(Records contained in a dataset)
-.-.-
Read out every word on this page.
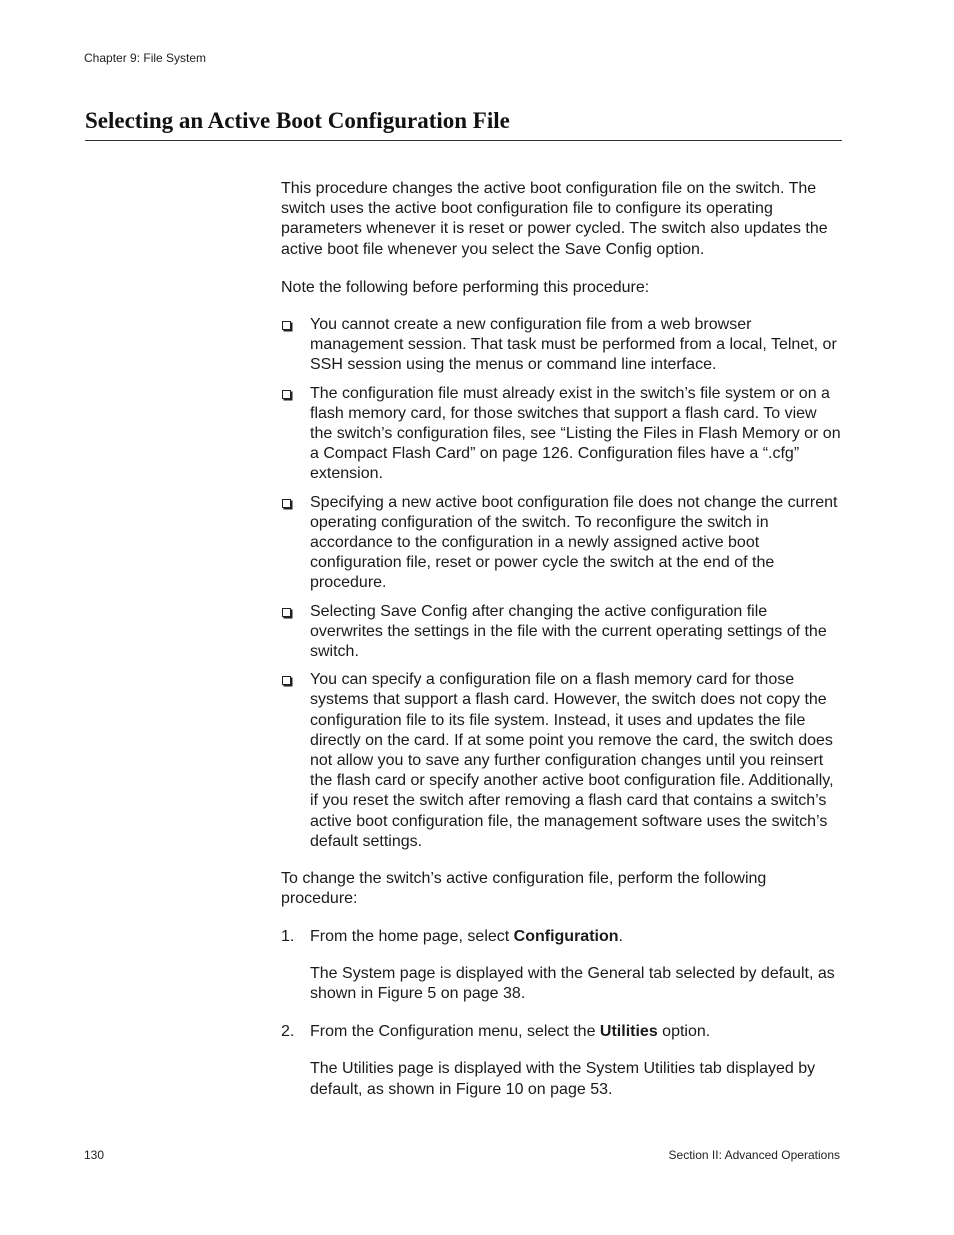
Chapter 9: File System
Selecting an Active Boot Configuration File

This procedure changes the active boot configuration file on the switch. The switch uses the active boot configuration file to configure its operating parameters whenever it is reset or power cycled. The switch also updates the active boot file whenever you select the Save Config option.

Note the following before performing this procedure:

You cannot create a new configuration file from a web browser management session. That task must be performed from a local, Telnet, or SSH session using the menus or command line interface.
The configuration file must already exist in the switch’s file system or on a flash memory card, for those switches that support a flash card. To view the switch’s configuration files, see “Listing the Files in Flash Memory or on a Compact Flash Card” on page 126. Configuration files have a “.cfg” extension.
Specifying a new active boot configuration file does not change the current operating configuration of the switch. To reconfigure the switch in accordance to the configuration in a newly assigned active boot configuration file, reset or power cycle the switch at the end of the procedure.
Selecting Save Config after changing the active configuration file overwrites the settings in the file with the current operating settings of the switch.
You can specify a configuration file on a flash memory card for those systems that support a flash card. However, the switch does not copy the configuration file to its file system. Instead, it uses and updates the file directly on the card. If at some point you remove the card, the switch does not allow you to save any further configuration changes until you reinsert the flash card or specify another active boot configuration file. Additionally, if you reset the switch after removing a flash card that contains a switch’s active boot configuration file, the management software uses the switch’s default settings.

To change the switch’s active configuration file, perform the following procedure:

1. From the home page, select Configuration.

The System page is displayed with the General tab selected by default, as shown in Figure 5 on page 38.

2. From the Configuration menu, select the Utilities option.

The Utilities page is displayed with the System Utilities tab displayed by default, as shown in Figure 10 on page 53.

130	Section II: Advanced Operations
-.-.-
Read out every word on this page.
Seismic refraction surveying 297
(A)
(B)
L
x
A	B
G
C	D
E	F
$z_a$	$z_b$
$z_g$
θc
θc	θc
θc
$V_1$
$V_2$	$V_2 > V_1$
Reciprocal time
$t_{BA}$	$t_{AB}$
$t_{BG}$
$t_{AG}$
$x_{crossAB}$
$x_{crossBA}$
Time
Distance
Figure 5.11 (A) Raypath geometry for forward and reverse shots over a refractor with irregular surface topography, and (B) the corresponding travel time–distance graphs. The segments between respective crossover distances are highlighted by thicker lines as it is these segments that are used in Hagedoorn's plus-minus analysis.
-.-.-
• [Short problem]: Search the data above for the string "displayed" and return every line that has it.

• [Exercise answer]:
The System page is displayed with the General tab selected by default, as shown in Figure 5 on page 38.
The Utilities page is displayed with the System Utilities tab displayed by default, as shown in Figure 10 on page 53.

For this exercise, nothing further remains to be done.